What to produce
Write the number of lines holding the word "土建专业", and nothing else.

Record set
+ + + + + + +

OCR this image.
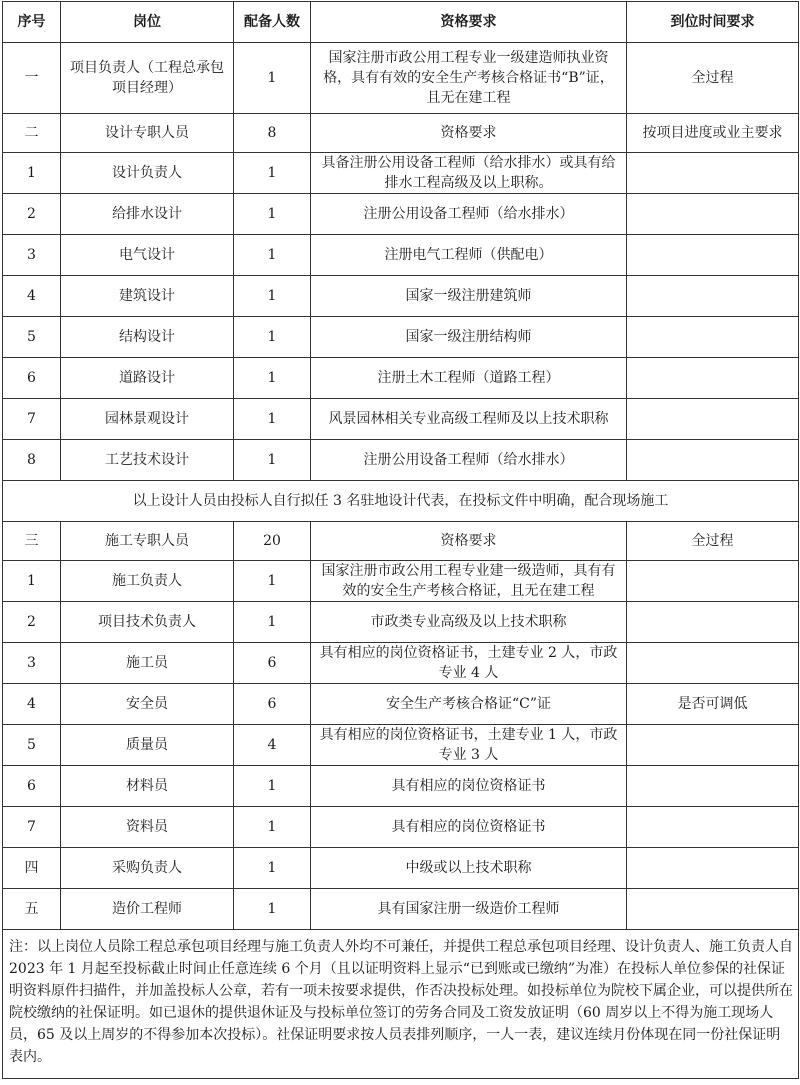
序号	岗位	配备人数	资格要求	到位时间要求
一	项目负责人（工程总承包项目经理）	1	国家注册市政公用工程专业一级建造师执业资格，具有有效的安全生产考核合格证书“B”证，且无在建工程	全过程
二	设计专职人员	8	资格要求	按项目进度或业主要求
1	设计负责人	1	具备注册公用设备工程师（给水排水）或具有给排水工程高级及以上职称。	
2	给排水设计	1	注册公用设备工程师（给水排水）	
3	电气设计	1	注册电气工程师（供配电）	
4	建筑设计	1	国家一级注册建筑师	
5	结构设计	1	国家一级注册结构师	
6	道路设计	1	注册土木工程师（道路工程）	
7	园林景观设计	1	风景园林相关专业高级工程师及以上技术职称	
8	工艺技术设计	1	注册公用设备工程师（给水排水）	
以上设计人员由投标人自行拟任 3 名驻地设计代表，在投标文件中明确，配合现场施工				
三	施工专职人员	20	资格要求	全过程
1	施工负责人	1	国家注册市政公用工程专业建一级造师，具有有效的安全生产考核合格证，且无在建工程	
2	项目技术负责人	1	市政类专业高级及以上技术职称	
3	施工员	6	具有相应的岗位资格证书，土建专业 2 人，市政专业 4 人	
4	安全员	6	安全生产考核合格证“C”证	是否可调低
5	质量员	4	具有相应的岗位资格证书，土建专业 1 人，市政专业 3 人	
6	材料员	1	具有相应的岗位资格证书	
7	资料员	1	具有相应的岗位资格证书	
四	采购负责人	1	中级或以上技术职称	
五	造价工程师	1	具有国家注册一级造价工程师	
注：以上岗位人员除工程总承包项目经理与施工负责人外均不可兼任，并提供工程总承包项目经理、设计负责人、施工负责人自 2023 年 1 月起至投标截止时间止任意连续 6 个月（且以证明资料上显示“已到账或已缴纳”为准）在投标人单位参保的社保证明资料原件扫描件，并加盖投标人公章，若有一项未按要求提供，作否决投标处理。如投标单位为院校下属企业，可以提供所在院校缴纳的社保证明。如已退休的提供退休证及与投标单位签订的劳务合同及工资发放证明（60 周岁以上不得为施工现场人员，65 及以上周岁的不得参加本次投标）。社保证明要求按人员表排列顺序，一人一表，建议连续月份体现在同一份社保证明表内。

+ + + + + + +

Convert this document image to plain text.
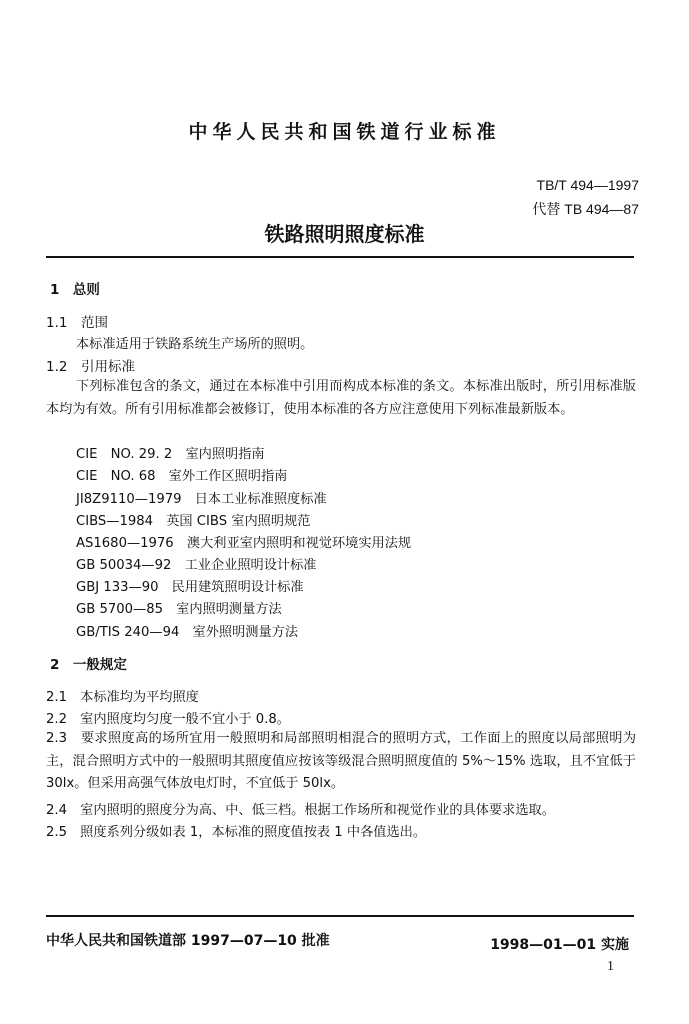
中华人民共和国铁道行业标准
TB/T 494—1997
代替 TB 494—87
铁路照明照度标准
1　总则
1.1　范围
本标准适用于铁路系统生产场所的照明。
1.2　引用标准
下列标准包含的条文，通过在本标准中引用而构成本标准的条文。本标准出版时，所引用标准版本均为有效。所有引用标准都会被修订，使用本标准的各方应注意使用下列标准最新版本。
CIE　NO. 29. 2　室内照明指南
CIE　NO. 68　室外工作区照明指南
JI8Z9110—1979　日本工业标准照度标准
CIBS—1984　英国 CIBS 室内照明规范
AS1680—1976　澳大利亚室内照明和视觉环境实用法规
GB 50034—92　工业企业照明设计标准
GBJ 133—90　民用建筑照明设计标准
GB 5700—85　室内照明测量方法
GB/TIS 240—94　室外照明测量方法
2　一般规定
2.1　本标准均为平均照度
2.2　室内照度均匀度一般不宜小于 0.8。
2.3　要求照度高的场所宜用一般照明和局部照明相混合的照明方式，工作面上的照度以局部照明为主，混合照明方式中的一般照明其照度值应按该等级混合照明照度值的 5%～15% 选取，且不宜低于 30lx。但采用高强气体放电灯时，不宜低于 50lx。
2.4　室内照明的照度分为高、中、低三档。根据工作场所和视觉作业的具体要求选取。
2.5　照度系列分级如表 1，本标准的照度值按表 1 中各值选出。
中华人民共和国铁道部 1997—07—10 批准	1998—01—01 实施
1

+ + + + + + +

Task solution
2